*** Page text Section Begins ***

Homomorphic encryption (HE) is a cryptographic technique that allows computations to be performed directly on encrypted data without decrypting it first. The encrypted result, when decrypted, matches what would have been produced by running the same computation on the plaintext. This enables privacy-preserving machine learning where a cloud provider can run inference on sensitive data without ever seeing the data in the clear.

How It Works

HE schemes define mathematical operations over ciphertexts that correspond to operations on plaintexts. Partially homomorphic encryption supports only one operation type (either addition or multiplication). Somewhat homomorphic encryption supports both but for a limited number of operations before noise accumulates and decryption fails. Fully homomorphic encryption (FHE) supports arbitrary computations by periodically “bootstrapping” (refreshing) the ciphertext to reduce noise, though at significant computational cost.

Modern FHE schemes like TFHE, CKKS, and BGV/BFV support different computation profiles. CKKS is suited for approximate arithmetic on real numbers, making it practical for ML inference. TFHE supports fast Boolean operations. Libraries like Microsoft SEAL, OpenFHE, and Zama’s Concrete ML provide accessible interfaces for implementing HE computations.

For ML inference, the model weights can remain in plaintext on the server while the input data remains encrypted throughout computation. The server computes the forward pass on encrypted inputs and returns encrypted predictions that only the data owner can decrypt.

*** Page text Section Ends ***
*** Records provided Section Begins ***

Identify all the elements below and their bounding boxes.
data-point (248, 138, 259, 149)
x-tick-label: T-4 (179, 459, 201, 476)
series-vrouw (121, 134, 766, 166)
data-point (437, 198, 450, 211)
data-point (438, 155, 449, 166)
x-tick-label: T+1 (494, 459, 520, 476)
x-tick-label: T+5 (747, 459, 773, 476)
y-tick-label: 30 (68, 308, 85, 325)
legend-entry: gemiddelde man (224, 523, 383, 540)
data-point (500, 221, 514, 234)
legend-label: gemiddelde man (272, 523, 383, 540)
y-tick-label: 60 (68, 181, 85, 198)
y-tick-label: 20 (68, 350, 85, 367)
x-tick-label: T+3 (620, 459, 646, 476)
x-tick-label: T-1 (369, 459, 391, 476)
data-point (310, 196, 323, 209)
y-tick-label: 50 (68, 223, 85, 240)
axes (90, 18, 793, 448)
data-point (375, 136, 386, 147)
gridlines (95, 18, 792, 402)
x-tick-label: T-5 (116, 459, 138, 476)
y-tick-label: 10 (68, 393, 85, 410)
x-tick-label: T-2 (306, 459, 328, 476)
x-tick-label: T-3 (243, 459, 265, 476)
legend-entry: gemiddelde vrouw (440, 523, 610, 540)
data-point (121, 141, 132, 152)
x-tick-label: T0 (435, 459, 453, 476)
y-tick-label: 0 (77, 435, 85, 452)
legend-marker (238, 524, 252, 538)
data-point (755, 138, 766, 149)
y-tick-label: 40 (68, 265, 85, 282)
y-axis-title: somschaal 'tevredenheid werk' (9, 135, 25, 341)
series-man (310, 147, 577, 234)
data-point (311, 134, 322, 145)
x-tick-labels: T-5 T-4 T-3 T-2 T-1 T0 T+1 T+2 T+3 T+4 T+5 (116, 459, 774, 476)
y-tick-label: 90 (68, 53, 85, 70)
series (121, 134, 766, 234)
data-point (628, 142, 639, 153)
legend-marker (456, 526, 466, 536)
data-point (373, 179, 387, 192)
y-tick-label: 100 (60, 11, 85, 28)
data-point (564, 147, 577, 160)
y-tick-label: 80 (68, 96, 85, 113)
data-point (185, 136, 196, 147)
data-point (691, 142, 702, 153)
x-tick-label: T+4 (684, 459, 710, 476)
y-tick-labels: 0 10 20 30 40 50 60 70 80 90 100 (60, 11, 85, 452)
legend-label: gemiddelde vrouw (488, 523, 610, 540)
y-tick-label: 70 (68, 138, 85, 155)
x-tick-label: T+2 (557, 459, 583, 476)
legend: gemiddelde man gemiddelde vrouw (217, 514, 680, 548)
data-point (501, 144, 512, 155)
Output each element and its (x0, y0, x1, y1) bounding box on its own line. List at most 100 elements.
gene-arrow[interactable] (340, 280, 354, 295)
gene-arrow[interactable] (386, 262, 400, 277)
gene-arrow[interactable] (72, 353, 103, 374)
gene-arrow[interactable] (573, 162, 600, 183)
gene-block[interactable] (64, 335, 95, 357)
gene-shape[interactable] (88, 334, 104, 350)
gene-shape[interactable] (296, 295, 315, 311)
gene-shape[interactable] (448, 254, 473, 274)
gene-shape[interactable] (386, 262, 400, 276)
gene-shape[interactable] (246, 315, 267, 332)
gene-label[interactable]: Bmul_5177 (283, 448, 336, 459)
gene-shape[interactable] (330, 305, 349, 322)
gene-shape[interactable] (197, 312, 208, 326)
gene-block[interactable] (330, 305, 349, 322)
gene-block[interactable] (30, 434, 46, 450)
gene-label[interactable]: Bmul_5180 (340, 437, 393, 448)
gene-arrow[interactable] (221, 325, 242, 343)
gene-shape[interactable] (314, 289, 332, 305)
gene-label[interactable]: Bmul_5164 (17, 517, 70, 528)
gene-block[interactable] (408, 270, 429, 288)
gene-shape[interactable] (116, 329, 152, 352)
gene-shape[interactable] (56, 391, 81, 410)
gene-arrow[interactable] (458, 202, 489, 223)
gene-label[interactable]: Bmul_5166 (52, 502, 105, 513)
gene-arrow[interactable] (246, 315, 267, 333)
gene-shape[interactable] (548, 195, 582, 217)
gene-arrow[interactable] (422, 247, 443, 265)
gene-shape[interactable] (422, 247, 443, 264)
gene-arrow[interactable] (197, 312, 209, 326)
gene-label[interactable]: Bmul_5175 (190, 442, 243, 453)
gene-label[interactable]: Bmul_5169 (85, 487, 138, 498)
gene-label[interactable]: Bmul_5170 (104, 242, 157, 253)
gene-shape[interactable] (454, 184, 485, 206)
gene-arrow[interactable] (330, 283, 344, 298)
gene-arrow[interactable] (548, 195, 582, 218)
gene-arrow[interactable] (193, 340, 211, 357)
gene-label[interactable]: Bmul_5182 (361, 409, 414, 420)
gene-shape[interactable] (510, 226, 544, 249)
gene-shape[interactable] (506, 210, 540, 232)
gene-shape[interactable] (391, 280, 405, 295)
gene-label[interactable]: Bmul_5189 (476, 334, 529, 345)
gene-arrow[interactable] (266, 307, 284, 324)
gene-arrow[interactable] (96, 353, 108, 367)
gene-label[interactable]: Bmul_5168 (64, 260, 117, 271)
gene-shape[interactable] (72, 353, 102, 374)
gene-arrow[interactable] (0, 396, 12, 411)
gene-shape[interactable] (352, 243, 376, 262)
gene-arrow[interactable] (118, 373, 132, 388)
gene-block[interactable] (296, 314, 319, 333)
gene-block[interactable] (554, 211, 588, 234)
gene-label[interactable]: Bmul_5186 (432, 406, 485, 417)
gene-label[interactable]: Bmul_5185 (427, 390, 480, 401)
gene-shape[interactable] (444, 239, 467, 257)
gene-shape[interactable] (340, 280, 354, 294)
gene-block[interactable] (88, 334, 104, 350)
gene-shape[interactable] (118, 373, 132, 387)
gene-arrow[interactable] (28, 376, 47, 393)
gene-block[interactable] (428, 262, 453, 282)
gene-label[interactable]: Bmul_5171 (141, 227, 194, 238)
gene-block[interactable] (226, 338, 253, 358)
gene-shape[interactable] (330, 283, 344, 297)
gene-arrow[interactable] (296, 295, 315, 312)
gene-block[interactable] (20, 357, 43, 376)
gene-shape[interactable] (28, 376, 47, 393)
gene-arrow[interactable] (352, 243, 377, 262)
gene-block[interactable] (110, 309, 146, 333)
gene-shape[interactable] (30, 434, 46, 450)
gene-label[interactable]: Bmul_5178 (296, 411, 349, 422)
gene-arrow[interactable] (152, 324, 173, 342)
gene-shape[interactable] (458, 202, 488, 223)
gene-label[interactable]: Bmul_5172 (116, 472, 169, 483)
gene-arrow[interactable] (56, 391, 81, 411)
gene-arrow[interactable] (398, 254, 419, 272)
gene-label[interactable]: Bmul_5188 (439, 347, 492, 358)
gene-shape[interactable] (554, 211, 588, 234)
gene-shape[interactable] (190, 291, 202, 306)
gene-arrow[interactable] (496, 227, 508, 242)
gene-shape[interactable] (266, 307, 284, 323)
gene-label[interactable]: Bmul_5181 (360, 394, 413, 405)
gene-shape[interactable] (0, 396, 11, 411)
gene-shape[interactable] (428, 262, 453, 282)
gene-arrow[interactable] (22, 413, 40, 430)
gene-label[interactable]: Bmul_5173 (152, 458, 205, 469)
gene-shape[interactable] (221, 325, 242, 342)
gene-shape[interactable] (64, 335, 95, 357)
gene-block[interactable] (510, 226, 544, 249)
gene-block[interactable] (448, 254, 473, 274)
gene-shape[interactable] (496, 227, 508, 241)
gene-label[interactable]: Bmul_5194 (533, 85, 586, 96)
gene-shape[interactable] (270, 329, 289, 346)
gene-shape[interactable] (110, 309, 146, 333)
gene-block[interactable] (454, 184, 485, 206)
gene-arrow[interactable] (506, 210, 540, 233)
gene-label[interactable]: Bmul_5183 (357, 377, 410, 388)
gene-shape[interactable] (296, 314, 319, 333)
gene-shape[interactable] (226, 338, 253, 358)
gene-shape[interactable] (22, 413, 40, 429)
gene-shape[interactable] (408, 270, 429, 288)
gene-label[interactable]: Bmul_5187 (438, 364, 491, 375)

*** Records provided Section Ends ***

**Questions to answer**
A. Which FHE scheme does the homomorphic encryption page describe as suited for approximate arithmetic on real numbers?
B. Rewrite the part of the homomorphic encryption page starting with "HE schemes define" and going on through "significant computational cost.", substituting "error" for "noise".
Rely only on the homomorphic encryption page for your answers.

**Answers for this exercise**
A. CKKS

B.
HE schemes define mathematical operations over ciphertexts that correspond to operations on plaintexts. Partially homomorphic encryption supports only one operation type (either addition or multiplication). Somewhat homomorphic encryption supports both but for a limited number of operations before error accumulates and decryption fails. Fully homomorphic encryption (FHE) supports arbitrary computations by periodically “bootstrapping” (refreshing) the ciphertext to reduce error, though at significant computational cost.